- **WHAT THE TASK ASKS**:
Drop every picture and give the entries back exactly.

- **DATA IN THIS EXERCISE**:
|---|

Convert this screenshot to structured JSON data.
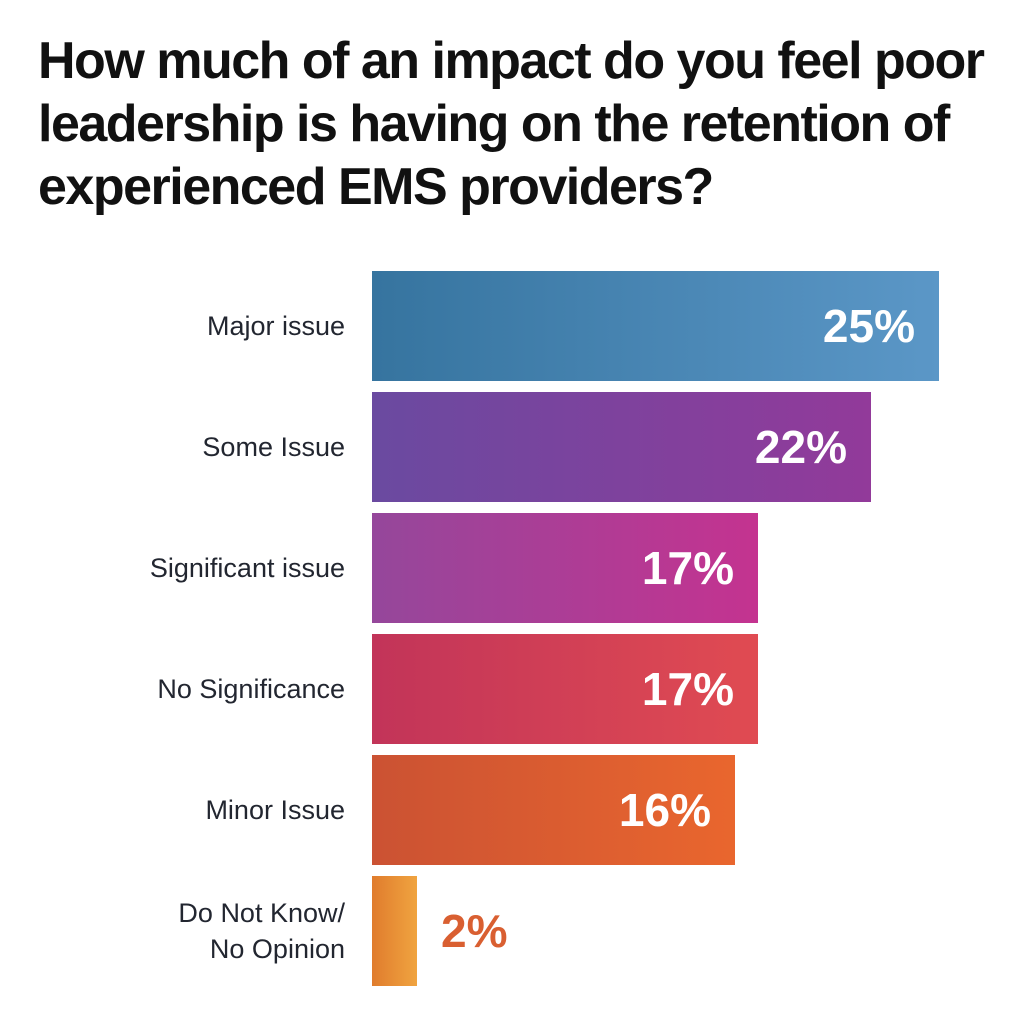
{
  "chart_data": {
    "type": "bar",
    "orientation": "horizontal",
    "title": "How much of an impact do you feel poor leadership is having on the retention of experienced EMS providers?",
    "title_lines": [
      "How much of an impact do you feel poor",
      "leadership is having on the retention of",
      "experienced EMS providers?"
    ],
    "xlabel": "",
    "ylabel": "",
    "xlim": [
      0,
      25
    ],
    "grid": false,
    "legend": false,
    "value_unit": "%",
    "categories": [
      "Major issue",
      "Some Issue",
      "Significant issue",
      "No Significance",
      "Minor Issue",
      "Do Not Know/ No Opinion"
    ],
    "values": [
      25,
      22,
      17,
      17,
      16,
      2
    ],
    "colors": {
      "title_text": "#111111",
      "category_text": "#222630",
      "value_text_inside": "#ffffff",
      "value_text_outside": "#d95f31",
      "background": "#ffffff"
    },
    "rows": [
      {
        "label": "Major issue",
        "label_lines": [
          "Major issue"
        ],
        "value": 25,
        "value_label": "25%",
        "gradient_start": "#36749f",
        "gradient_end": "#5b97c7",
        "value_label_position": "inside",
        "value_label_color": "#ffffff"
      },
      {
        "label": "Some Issue",
        "label_lines": [
          "Some Issue"
        ],
        "value": 22,
        "value_label": "22%",
        "gradient_start": "#6a4aa0",
        "gradient_end": "#923a9a",
        "value_label_position": "inside",
        "value_label_color": "#ffffff"
      },
      {
        "label": "Significant issue",
        "label_lines": [
          "Significant issue"
        ],
        "value": 17,
        "value_label": "17%",
        "gradient_start": "#95479b",
        "gradient_end": "#c43390",
        "value_label_position": "inside",
        "value_label_color": "#ffffff"
      },
      {
        "label": "No Significance",
        "label_lines": [
          "No Significance"
        ],
        "value": 17,
        "value_label": "17%",
        "gradient_start": "#c23459",
        "gradient_end": "#e04b52",
        "value_label_position": "inside",
        "value_label_color": "#ffffff"
      },
      {
        "label": "Minor Issue",
        "label_lines": [
          "Minor Issue"
        ],
        "value": 16,
        "value_label": "16%",
        "gradient_start": "#cb5233",
        "gradient_end": "#e9662e",
        "value_label_position": "inside",
        "value_label_color": "#ffffff"
      },
      {
        "label": "Do Not Know/ No Opinion",
        "label_lines": [
          "Do Not Know/",
          "No Opinion"
        ],
        "value": 2,
        "value_label": "2%",
        "gradient_start": "#e07c2d",
        "gradient_end": "#f0a440",
        "value_label_position": "outside",
        "value_label_color": "#d95f31"
      }
    ]
  }
}
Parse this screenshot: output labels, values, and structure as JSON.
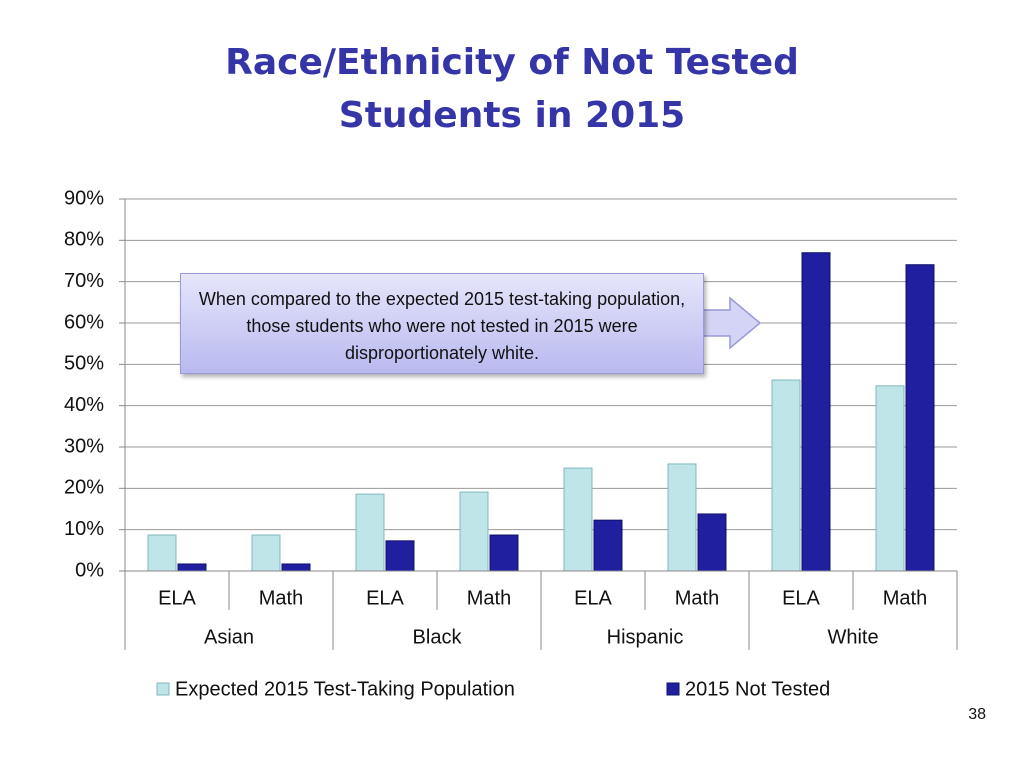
{
  "chart_data": {
    "type": "grouped_bar",
    "title": "Race/Ethnicity of Not Tested Students in 2015",
    "categories": [
      "ELA",
      "Math",
      "ELA",
      "Math",
      "ELA",
      "Math",
      "ELA",
      "Math"
    ],
    "groups": [
      "Asian",
      "Black",
      "Hispanic",
      "White"
    ],
    "series": [
      {
        "name": "Expected 2015 Test-Taking Population",
        "color": "#bfe5e8",
        "values": [
          8.7,
          8.7,
          18.6,
          19.1,
          24.9,
          25.9,
          46.2,
          44.8
        ]
      },
      {
        "name": "2015 Not Tested",
        "color": "#1f1fa0",
        "values": [
          1.7,
          1.7,
          7.3,
          8.7,
          12.3,
          13.8,
          77.0,
          74.1
        ]
      }
    ],
    "ylim": [
      0,
      90
    ],
    "yticks": [
      {
        "value": 0,
        "label": "0%"
      },
      {
        "value": 10,
        "label": "10%"
      },
      {
        "value": 20,
        "label": "20%"
      },
      {
        "value": 30,
        "label": "30%"
      },
      {
        "value": 40,
        "label": "40%"
      },
      {
        "value": 50,
        "label": "50%"
      },
      {
        "value": 60,
        "label": "60%"
      },
      {
        "value": 70,
        "label": "70%"
      },
      {
        "value": 80,
        "label": "80%"
      },
      {
        "value": 90,
        "label": "90%"
      }
    ],
    "grid": true,
    "annotation": "When compared to the expected 2015 test-taking population, those students who were not tested in 2015 were disproportionately white.",
    "page_number": "38"
  }
}
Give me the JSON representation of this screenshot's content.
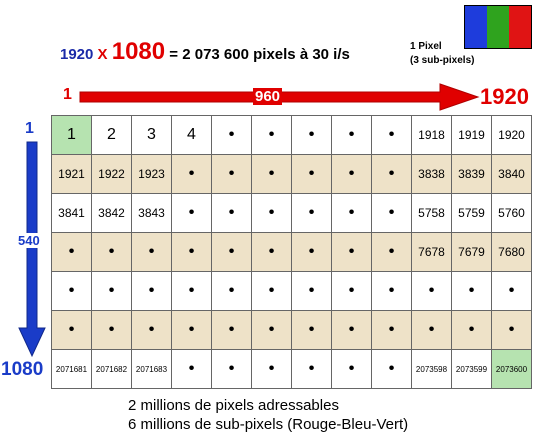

|---|

- **RESULT FOR THIS EXERCISE**:
Convert this screenshot to structured JSON data.
{
  "chart_data": {
    "type": "bar",
    "orientation": "horizontal",
    "title": "How much of an impact do you feel poor leadership is having on the retention of experienced EMS providers?",
    "title_lines": [
      "How much of an impact do you feel poor",
      "leadership is having on the retention of",
      "experienced EMS providers?"
    ],
    "xlabel": "",
    "ylabel": "",
    "xlim": [
      0,
      25
    ],
    "grid": false,
    "legend": false,
    "value_unit": "%",
    "categories": [
      "Major issue",
      "Some Issue",
      "Significant issue",
      "No Significance",
      "Minor Issue",
      "Do Not Know/ No Opinion"
    ],
    "values": [
      25,
      22,
      17,
      17,
      16,
      2
    ],
    "colors": {
      "title_text": "#111111",
      "category_text": "#222630",
      "value_text_inside": "#ffffff",
      "value_text_outside": "#d95f31",
      "background": "#ffffff"
    },
    "rows": [
      {
        "label": "Major issue",
        "label_lines": [
          "Major issue"
        ],
        "value": 25,
        "value_label": "25%",
        "gradient_start": "#36749f",
        "gradient_end": "#5b97c7",
        "value_label_position": "inside",
        "value_label_color": "#ffffff"
      },
      {
        "label": "Some Issue",
        "label_lines": [
          "Some Issue"
        ],
        "value": 22,
        "value_label": "22%",
        "gradient_start": "#6a4aa0",
        "gradient_end": "#923a9a",
        "value_label_position": "inside",
        "value_label_color": "#ffffff"
      },
      {
        "label": "Significant issue",
        "label_lines": [
          "Significant issue"
        ],
        "value": 17,
        "value_label": "17%",
        "gradient_start": "#95479b",
        "gradient_end": "#c43390",
        "value_label_position": "inside",
        "value_label_color": "#ffffff"
      },
      {
        "label": "No Significance",
        "label_lines": [
          "No Significance"
        ],
        "value": 17,
        "value_label": "17%",
        "gradient_start": "#c23459",
        "gradient_end": "#e04b52",
        "value_label_position": "inside",
        "value_label_color": "#ffffff"
      },
      {
        "label": "Minor Issue",
        "label_lines": [
          "Minor Issue"
        ],
        "value": 16,
        "value_label": "16%",
        "gradient_start": "#cb5233",
        "gradient_end": "#e9662e",
        "value_label_position": "inside",
        "value_label_color": "#ffffff"
      },
      {
        "label": "Do Not Know/ No Opinion",
        "label_lines": [
          "Do Not Know/",
          "No Opinion"
        ],
        "value": 2,
        "value_label": "2%",
        "gradient_start": "#e07c2d",
        "gradient_end": "#f0a440",
        "value_label_position": "outside",
        "value_label_color": "#d95f31"
      }
    ]
  }
}
Parse this screenshot: output labels, values, and structure as JSON.
{
  "chart_data": {
    "type": "grouped_bar",
    "title": "Race/Ethnicity of Not Tested Students in 2015",
    "categories": [
      "ELA",
      "Math",
      "ELA",
      "Math",
      "ELA",
      "Math",
      "ELA",
      "Math"
    ],
    "groups": [
      "Asian",
      "Black",
      "Hispanic",
      "White"
    ],
    "series": [
      {
        "name": "Expected 2015 Test-Taking Population",
        "color": "#bfe5e8",
        "values": [
          8.7,
          8.7,
          18.6,
          19.1,
          24.9,
          25.9,
          46.2,
          44.8
        ]
      },
      {
        "name": "2015 Not Tested",
        "color": "#1f1fa0",
        "values": [
          1.7,
          1.7,
          7.3,
          8.7,
          12.3,
          13.8,
          77.0,
          74.1
        ]
      }
    ],
    "ylim": [
      0,
      90
    ],
    "yticks": [
      {
        "value": 0,
        "label": "0%"
      },
      {
        "value": 10,
        "label": "10%"
      },
      {
        "value": 20,
        "label": "20%"
      },
      {
        "value": 30,
        "label": "30%"
      },
      {
        "value": 40,
        "label": "40%"
      },
      {
        "value": 50,
        "label": "50%"
      },
      {
        "value": 60,
        "label": "60%"
      },
      {
        "value": 70,
        "label": "70%"
      },
      {
        "value": 80,
        "label": "80%"
      },
      {
        "value": 90,
        "label": "90%"
      }
    ],
    "grid": true,
    "annotation": "When compared to the expected 2015 test-taking population, those students who were not tested in 2015 were disproportionately white.",
    "page_number": "38"
  }
}
Give me the JSON representation of this screenshot's content.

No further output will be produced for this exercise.